WRITTEN INSTRUCTION:
Work out how many lines of the listing hold "every", then state only that count.
[Start of PROVIDED RECORDS]
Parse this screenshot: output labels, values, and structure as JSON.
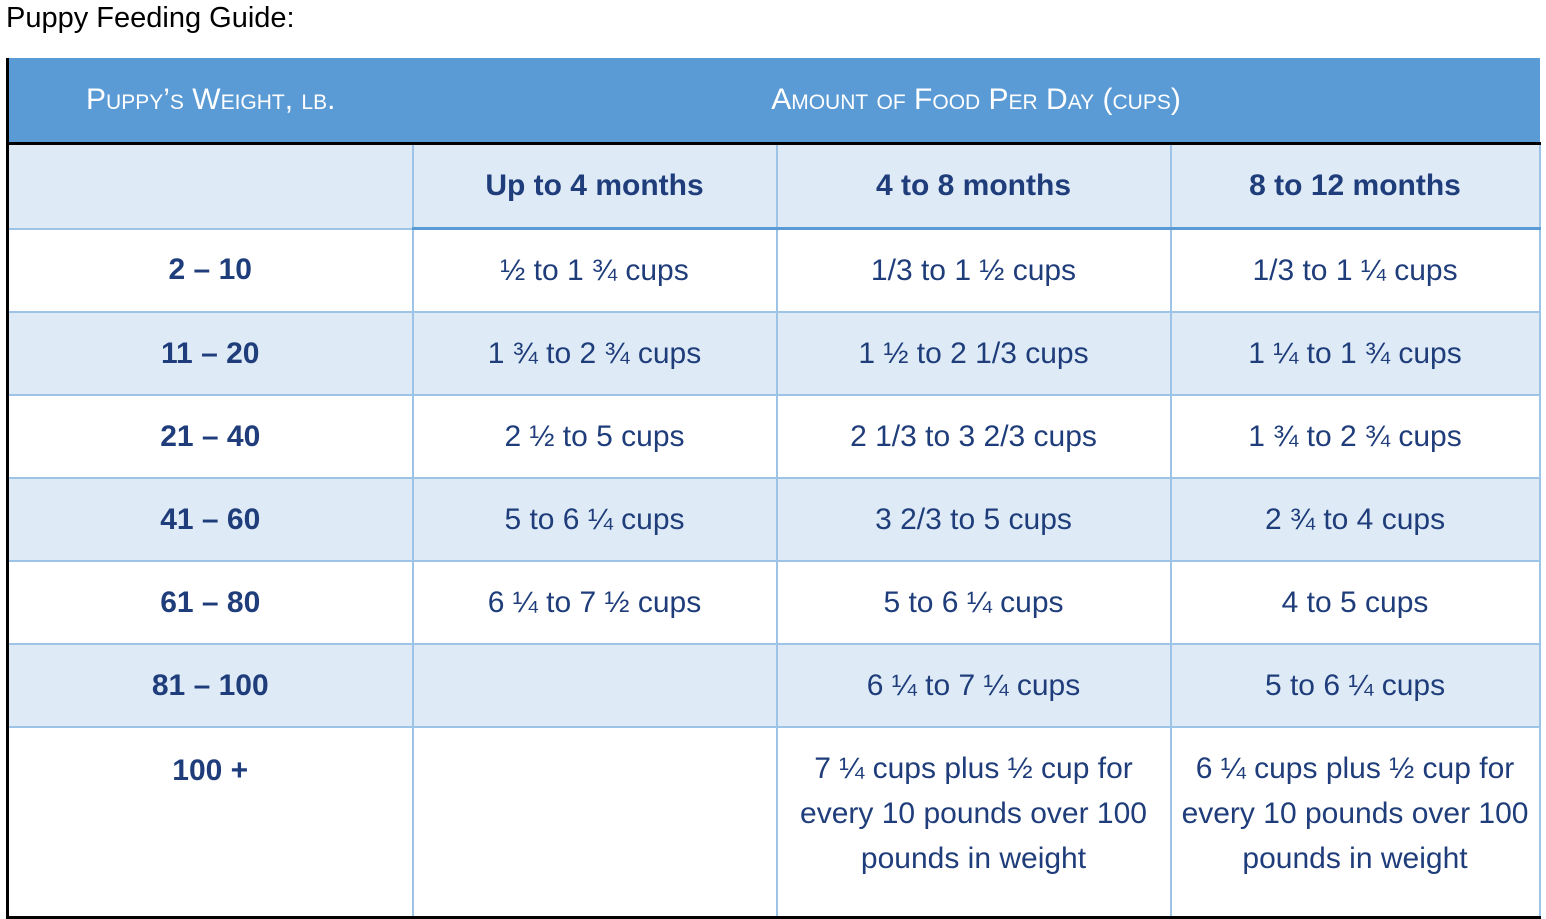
{
  "page_title": "Puppy Feeding Guide:",
  "table": {
    "header": {
      "weight_label": "Puppy’s Weight, lb.",
      "amount_label": "Amount of Food Per Day (cups)"
    },
    "age_columns": [
      "Up to 4 months",
      "4 to 8 months",
      "8 to 12 months"
    ],
    "rows": [
      {
        "weight": "2 – 10",
        "up_to_4": "½ to 1 ¾ cups",
        "m4_to_8": "1/3 to 1 ½ cups",
        "m8_to_12": "1/3 to 1 ¼ cups"
      },
      {
        "weight": "11 – 20",
        "up_to_4": "1 ¾ to 2 ¾ cups",
        "m4_to_8": "1 ½ to 2 1/3 cups",
        "m8_to_12": "1 ¼ to 1 ¾ cups"
      },
      {
        "weight": "21 – 40",
        "up_to_4": "2 ½ to 5 cups",
        "m4_to_8": "2 1/3 to 3 2/3 cups",
        "m8_to_12": "1 ¾ to 2 ¾ cups"
      },
      {
        "weight": "41 – 60",
        "up_to_4": "5 to 6 ¼ cups",
        "m4_to_8": "3 2/3 to 5 cups",
        "m8_to_12": "2 ¾ to 4 cups"
      },
      {
        "weight": "61 – 80",
        "up_to_4": "6 ¼ to 7 ½ cups",
        "m4_to_8": "5 to 6 ¼ cups",
        "m8_to_12": "4 to 5 cups"
      },
      {
        "weight": "81 – 100",
        "up_to_4": "",
        "m4_to_8": "6 ¼ to 7 ¼ cups",
        "m8_to_12": "5 to 6 ¼ cups"
      },
      {
        "weight": "100 +",
        "up_to_4": "",
        "m4_to_8": "7 ¼ cups plus ½ cup for every 10 pounds over 100 pounds in weight",
        "m8_to_12": "6 ¼ cups plus ½ cup for every 10 pounds over 100 pounds in weight"
      }
    ]
  },
  "colors": {
    "header_bg": "#5b9bd5",
    "band_bg": "#deebf7",
    "text": "#1f3d7a",
    "grid": "#9dc3e6"
  }
}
[End of PROVIDED RECORDS]
EXERCISE ANSWER:
2